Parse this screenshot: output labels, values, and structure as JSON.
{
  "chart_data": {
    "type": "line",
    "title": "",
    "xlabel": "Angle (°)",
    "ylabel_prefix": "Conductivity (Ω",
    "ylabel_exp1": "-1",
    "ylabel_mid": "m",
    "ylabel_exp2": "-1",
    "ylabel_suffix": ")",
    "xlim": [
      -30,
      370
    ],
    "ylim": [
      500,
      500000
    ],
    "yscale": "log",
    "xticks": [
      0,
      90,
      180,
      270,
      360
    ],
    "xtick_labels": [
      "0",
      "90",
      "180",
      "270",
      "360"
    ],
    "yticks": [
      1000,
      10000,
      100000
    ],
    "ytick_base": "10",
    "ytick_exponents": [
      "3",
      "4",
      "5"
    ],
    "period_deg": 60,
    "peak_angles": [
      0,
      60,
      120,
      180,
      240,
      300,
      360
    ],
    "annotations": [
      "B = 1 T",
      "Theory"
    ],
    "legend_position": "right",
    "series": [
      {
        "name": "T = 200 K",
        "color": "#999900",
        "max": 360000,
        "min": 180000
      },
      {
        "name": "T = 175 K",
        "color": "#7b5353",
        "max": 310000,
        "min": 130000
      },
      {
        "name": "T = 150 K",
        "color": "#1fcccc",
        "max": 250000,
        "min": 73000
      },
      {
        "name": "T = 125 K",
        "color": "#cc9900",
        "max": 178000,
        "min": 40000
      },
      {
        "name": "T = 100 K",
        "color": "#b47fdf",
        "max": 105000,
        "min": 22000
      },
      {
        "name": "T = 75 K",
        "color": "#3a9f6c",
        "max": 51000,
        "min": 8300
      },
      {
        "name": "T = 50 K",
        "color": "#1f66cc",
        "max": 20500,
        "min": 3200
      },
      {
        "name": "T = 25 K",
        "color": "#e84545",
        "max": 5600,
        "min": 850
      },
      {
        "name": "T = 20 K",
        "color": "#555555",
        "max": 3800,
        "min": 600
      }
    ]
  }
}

**What this task involves**. Nothing should be changed: write out all of the data as is.

**Correct output**.
Parse this screenshot: output labels, values, and structure as JSON.
{
  "chart_data": {
    "type": "line",
    "title": "",
    "xlabel": "Angle (°)",
    "ylabel_prefix": "Conductivity (Ω",
    "ylabel_exp1": "-1",
    "ylabel_mid": "m",
    "ylabel_exp2": "-1",
    "ylabel_suffix": ")",
    "xlim": [
      -30,
      370
    ],
    "ylim": [
      500,
      500000
    ],
    "yscale": "log",
    "xticks": [
      0,
      90,
      180,
      270,
      360
    ],
    "xtick_labels": [
      "0",
      "90",
      "180",
      "270",
      "360"
    ],
    "yticks": [
      1000,
      10000,
      100000
    ],
    "ytick_base": "10",
    "ytick_exponents": [
      "3",
      "4",
      "5"
    ],
    "period_deg": 60,
    "peak_angles": [
      0,
      60,
      120,
      180,
      240,
      300,
      360
    ],
    "annotations": [
      "B = 1 T",
      "Theory"
    ],
    "legend_position": "right",
    "series": [
      {
        "name": "T = 200 K",
        "color": "#999900",
        "max": 360000,
        "min": 180000
      },
      {
        "name": "T = 175 K",
        "color": "#7b5353",
        "max": 310000,
        "min": 130000
      },
      {
        "name": "T = 150 K",
        "color": "#1fcccc",
        "max": 250000,
        "min": 73000
      },
      {
        "name": "T = 125 K",
        "color": "#cc9900",
        "max": 178000,
        "min": 40000
      },
      {
        "name": "T = 100 K",
        "color": "#b47fdf",
        "max": 105000,
        "min": 22000
      },
      {
        "name": "T = 75 K",
        "color": "#3a9f6c",
        "max": 51000,
        "min": 8300
      },
      {
        "name": "T = 50 K",
        "color": "#1f66cc",
        "max": 20500,
        "min": 3200
      },
      {
        "name": "T = 25 K",
        "color": "#e84545",
        "max": 5600,
        "min": 850
      },
      {
        "name": "T = 20 K",
        "color": "#555555",
        "max": 3800,
        "min": 600
      }
    ]
  }
}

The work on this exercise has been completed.